**Problem to work on**
Pick out each line of the records that includes the string "este", and copy it.

**Task data**
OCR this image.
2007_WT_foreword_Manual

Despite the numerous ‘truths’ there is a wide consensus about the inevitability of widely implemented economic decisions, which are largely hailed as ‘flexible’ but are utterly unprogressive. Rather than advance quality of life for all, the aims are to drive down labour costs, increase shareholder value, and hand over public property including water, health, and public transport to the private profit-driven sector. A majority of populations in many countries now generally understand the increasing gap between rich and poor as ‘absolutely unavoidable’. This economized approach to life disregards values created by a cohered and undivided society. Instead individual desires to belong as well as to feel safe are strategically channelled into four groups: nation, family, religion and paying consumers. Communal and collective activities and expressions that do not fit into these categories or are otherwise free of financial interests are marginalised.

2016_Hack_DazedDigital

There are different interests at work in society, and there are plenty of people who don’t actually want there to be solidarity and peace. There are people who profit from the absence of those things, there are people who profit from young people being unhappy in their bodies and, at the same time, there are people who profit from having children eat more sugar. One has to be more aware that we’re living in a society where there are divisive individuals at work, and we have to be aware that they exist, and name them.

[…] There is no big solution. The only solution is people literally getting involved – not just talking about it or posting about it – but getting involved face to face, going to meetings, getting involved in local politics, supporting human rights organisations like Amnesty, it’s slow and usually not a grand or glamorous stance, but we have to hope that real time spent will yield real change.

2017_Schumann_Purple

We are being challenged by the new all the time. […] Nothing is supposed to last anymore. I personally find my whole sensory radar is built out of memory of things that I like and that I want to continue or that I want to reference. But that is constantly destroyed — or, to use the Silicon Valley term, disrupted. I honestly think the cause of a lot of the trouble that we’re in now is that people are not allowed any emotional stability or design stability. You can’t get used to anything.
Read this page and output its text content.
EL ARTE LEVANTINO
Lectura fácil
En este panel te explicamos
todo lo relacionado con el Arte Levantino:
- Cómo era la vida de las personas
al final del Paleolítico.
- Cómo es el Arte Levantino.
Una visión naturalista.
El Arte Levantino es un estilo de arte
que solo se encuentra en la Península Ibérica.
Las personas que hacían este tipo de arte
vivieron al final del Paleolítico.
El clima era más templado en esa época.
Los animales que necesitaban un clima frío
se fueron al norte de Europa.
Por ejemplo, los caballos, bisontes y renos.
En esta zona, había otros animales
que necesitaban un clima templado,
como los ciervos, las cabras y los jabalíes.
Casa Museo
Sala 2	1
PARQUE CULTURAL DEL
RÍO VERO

**Problem solution**
En este panel te explicamos
Las personas que hacían este tipo de arte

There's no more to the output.